● **Exercise description**:
Return all lines that include the string "text".

● **Input data**:
_ _ _

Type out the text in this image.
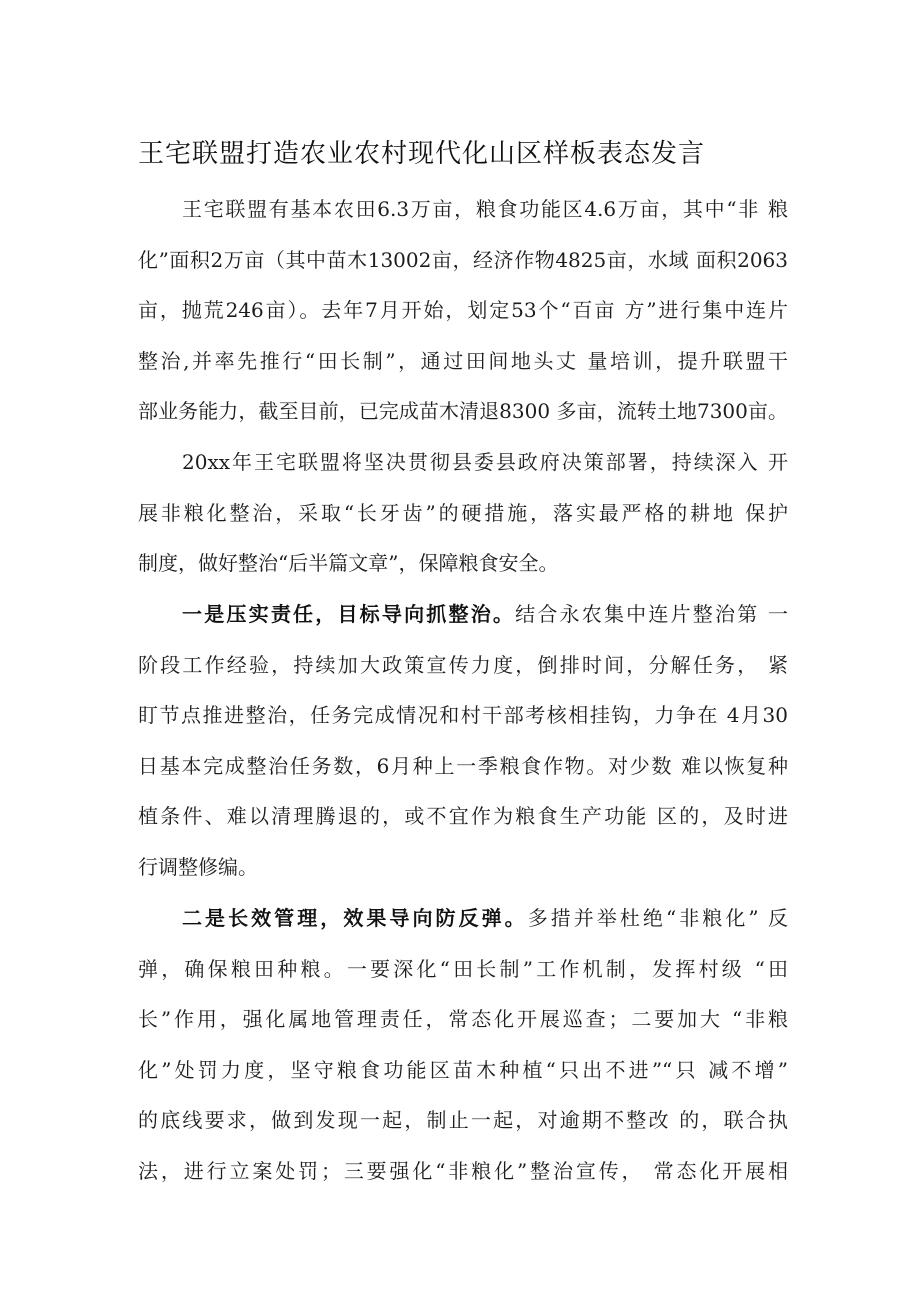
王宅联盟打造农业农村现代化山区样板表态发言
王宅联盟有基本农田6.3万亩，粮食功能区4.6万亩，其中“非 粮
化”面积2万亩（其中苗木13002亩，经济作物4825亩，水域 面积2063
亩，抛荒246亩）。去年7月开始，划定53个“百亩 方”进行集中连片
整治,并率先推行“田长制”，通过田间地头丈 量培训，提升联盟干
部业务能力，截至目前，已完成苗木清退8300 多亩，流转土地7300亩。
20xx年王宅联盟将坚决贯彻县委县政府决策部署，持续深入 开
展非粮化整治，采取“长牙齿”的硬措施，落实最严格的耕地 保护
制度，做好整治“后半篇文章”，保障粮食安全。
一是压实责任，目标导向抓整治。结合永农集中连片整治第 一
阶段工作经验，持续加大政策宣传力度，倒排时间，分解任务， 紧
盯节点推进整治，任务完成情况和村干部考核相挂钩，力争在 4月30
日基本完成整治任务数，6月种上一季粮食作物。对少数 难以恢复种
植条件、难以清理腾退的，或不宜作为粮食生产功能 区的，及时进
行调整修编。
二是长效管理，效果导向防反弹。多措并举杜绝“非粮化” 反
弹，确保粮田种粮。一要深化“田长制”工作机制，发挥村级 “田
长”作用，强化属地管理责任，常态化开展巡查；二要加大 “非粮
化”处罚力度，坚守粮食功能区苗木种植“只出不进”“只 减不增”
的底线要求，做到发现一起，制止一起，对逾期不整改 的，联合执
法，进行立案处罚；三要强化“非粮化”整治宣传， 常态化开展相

_ _ _

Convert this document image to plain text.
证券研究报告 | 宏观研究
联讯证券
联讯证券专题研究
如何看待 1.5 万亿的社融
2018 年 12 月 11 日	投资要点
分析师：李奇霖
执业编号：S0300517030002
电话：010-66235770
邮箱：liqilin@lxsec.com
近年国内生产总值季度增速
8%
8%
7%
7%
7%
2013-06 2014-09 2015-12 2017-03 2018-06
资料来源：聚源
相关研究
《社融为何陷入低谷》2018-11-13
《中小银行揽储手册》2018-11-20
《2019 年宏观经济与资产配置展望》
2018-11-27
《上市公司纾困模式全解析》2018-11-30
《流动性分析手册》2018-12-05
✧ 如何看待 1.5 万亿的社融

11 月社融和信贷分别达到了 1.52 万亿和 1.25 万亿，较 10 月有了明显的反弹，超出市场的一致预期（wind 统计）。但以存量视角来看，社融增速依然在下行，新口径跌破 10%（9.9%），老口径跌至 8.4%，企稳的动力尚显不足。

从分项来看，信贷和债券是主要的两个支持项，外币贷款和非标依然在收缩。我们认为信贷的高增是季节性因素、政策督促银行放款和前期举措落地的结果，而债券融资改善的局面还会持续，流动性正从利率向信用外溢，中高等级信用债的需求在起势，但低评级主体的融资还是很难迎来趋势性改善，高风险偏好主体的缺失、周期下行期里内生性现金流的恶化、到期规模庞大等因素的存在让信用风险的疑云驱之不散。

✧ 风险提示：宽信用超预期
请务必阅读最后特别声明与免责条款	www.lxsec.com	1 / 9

_ _ _

● **Solved exercise**:
Type out the text in this image.
Convert this document image to plain text.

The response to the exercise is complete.